### YOUR INSTRUCTIONS
In the listing that follows, count every line with the word "ylabel" in it and write only the total.
+++ RECORDS
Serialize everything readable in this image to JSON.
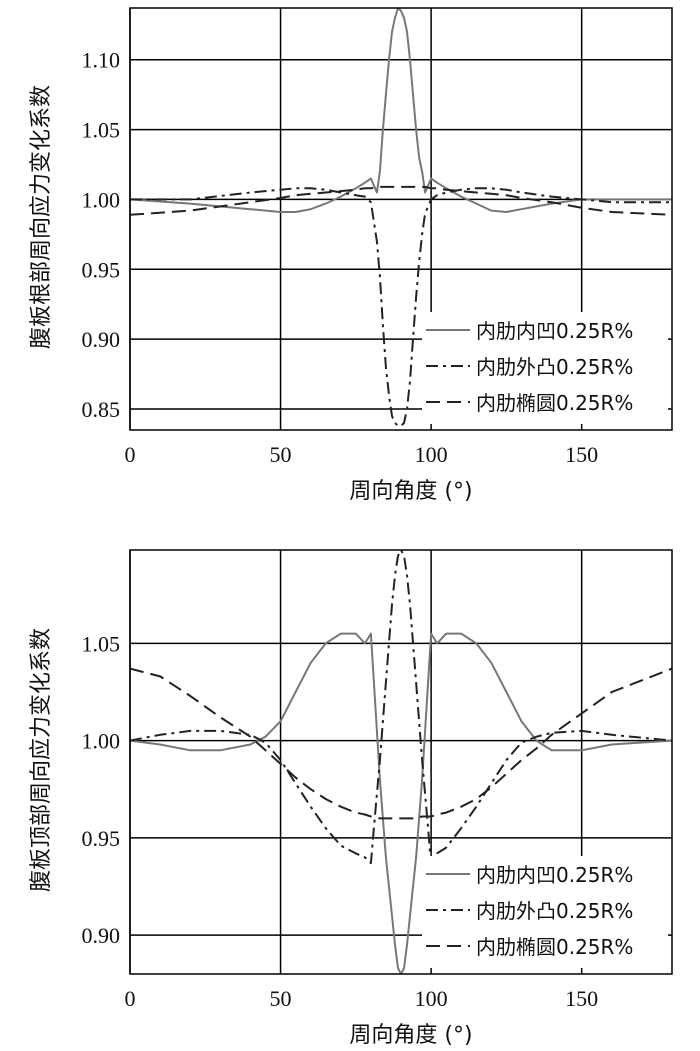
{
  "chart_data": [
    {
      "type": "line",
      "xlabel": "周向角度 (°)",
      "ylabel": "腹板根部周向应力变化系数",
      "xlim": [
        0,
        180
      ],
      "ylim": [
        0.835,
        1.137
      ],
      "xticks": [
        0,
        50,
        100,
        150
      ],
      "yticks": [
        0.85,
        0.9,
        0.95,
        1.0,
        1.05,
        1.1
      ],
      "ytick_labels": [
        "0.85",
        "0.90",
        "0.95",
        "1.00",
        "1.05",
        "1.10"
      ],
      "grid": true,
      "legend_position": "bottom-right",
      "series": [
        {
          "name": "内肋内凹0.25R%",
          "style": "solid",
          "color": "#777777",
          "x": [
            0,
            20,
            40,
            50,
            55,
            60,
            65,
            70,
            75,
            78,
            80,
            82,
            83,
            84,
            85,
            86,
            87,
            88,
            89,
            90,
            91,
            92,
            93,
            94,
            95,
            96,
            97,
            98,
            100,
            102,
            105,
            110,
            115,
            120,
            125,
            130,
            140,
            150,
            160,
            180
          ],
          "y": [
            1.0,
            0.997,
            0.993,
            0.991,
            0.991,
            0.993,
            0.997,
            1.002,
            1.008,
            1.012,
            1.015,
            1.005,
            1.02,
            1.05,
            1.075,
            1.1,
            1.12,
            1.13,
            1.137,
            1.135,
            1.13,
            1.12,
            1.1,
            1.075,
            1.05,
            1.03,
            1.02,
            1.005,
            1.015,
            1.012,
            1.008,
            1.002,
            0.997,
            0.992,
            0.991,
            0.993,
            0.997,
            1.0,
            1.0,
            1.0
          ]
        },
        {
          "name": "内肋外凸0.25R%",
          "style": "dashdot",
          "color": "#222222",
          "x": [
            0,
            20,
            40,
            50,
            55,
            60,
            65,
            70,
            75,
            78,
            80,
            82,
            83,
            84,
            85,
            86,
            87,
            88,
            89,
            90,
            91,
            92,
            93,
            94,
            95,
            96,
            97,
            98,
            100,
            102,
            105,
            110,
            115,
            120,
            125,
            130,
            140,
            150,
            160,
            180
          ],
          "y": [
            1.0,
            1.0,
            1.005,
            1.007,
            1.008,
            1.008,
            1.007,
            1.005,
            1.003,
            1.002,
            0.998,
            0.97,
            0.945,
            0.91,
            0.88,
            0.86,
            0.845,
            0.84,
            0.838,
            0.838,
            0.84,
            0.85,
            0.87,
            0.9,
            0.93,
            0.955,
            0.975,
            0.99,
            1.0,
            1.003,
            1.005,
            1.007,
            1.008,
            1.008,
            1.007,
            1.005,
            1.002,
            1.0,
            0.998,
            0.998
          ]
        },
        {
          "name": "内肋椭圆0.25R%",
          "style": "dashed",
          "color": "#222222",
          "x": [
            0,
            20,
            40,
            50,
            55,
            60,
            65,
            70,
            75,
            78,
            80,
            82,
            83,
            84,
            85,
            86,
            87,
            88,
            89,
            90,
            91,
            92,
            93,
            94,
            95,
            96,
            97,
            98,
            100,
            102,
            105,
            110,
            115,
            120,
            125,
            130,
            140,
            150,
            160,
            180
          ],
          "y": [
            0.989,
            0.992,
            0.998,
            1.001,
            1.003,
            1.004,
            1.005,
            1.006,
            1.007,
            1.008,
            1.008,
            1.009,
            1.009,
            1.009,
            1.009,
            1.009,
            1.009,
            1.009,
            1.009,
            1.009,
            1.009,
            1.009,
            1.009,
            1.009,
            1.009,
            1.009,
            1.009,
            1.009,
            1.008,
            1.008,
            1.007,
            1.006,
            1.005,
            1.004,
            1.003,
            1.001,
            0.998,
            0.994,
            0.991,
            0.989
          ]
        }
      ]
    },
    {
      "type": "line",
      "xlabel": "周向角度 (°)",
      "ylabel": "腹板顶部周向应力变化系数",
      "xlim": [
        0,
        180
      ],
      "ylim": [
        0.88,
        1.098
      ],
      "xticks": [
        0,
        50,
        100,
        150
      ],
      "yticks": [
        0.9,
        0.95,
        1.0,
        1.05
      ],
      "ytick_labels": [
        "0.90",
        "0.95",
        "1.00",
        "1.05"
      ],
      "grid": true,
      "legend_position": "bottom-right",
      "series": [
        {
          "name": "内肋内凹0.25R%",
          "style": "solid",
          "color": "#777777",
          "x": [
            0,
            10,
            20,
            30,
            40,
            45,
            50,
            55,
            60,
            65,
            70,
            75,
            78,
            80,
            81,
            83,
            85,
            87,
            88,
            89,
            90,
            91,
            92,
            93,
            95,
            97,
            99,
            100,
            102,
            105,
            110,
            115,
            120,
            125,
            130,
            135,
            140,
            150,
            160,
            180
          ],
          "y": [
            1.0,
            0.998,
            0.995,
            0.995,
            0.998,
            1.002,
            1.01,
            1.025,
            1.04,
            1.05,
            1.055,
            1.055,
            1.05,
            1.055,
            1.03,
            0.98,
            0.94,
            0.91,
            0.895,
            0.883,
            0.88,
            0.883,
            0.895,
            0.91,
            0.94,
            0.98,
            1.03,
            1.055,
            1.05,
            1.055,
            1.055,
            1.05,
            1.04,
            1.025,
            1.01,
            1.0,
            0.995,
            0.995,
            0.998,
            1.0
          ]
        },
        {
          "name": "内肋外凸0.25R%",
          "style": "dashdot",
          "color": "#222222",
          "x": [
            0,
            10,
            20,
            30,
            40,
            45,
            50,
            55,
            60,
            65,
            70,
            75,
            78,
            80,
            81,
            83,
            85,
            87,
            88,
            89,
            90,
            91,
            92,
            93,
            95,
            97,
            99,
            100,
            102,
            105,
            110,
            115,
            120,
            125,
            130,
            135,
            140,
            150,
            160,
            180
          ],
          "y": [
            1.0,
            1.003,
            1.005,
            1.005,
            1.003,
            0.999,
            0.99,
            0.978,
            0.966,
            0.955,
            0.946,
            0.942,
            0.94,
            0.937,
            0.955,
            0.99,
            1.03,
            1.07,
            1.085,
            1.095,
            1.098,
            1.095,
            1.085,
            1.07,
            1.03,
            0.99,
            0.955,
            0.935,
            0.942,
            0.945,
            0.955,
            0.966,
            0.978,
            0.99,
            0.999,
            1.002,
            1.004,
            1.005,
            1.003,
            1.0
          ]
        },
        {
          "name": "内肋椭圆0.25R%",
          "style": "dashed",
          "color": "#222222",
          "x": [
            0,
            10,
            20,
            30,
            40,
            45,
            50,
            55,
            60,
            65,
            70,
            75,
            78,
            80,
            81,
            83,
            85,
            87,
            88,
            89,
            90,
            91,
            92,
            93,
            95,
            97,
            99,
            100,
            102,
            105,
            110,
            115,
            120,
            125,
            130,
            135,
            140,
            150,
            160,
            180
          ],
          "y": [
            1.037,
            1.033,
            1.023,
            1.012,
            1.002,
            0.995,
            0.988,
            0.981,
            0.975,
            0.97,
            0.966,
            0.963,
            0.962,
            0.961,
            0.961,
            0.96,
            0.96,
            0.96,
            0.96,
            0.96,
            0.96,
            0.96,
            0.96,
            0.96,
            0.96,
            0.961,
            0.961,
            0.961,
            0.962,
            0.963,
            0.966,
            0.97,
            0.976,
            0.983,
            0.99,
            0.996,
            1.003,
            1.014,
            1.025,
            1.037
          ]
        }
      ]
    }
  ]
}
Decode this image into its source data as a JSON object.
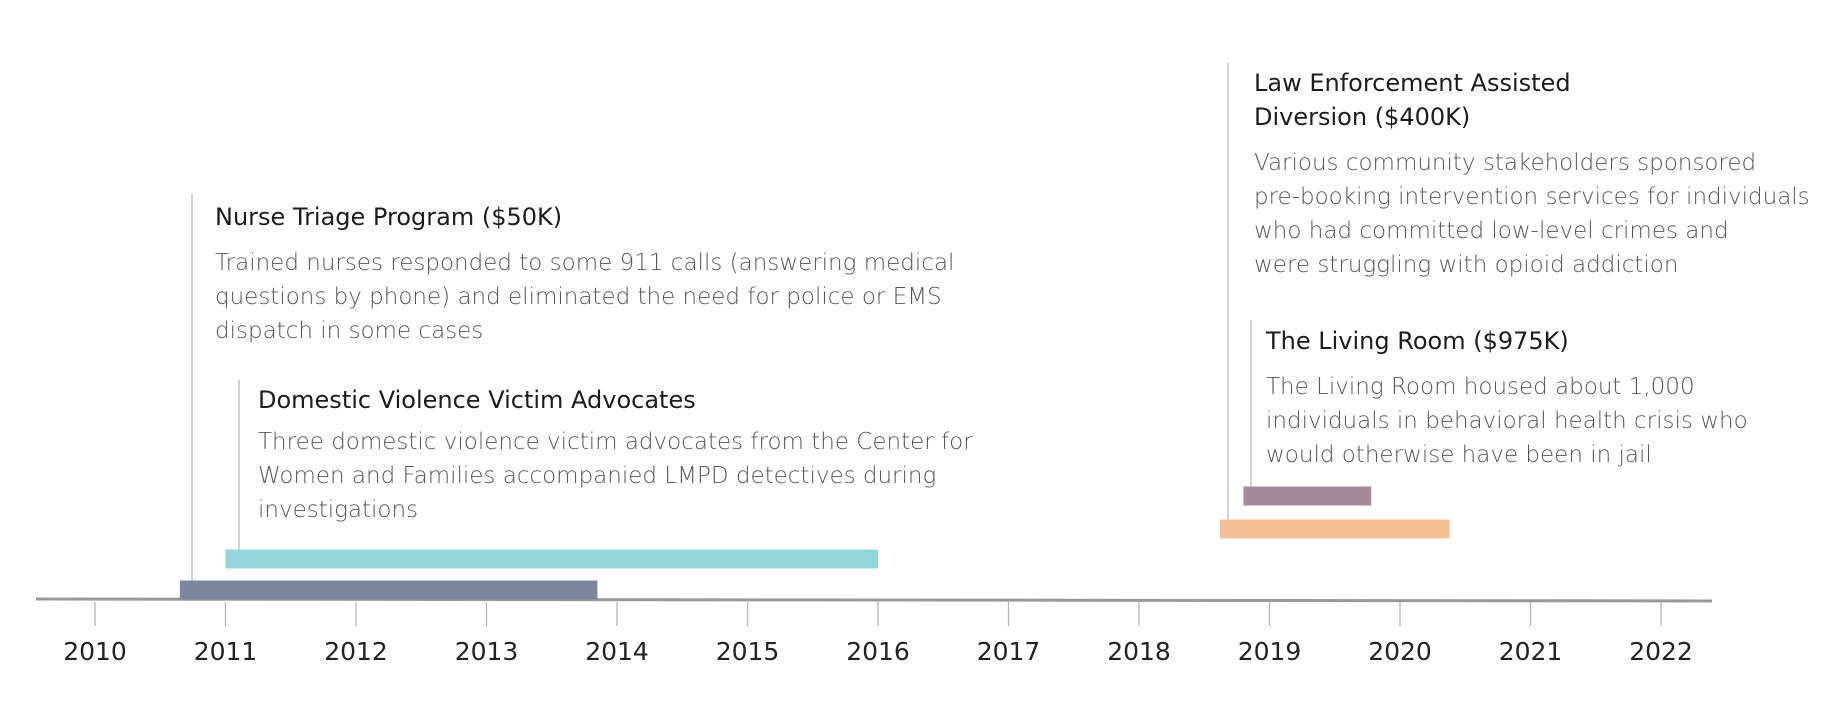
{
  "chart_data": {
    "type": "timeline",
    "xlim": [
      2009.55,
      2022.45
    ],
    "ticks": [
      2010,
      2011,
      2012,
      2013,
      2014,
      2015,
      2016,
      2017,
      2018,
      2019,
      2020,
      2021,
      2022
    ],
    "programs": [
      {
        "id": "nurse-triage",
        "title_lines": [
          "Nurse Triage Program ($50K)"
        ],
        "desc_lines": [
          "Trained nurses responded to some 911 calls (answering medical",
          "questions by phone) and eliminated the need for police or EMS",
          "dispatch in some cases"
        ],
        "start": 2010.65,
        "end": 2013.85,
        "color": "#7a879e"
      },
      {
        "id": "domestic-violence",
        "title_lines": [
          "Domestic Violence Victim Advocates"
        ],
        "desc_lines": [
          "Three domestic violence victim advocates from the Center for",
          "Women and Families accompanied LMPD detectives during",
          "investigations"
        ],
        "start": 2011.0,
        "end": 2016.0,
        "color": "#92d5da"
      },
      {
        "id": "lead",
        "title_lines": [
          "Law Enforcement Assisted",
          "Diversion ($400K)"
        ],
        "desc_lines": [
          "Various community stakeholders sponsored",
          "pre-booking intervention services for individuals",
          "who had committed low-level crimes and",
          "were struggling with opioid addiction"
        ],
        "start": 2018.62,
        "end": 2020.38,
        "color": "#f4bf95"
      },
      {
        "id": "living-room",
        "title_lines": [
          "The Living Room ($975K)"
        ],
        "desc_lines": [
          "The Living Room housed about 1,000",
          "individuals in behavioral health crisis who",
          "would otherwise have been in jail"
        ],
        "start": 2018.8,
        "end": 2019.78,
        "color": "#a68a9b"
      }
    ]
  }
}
++++++
### WRITTEN SOLUTION
2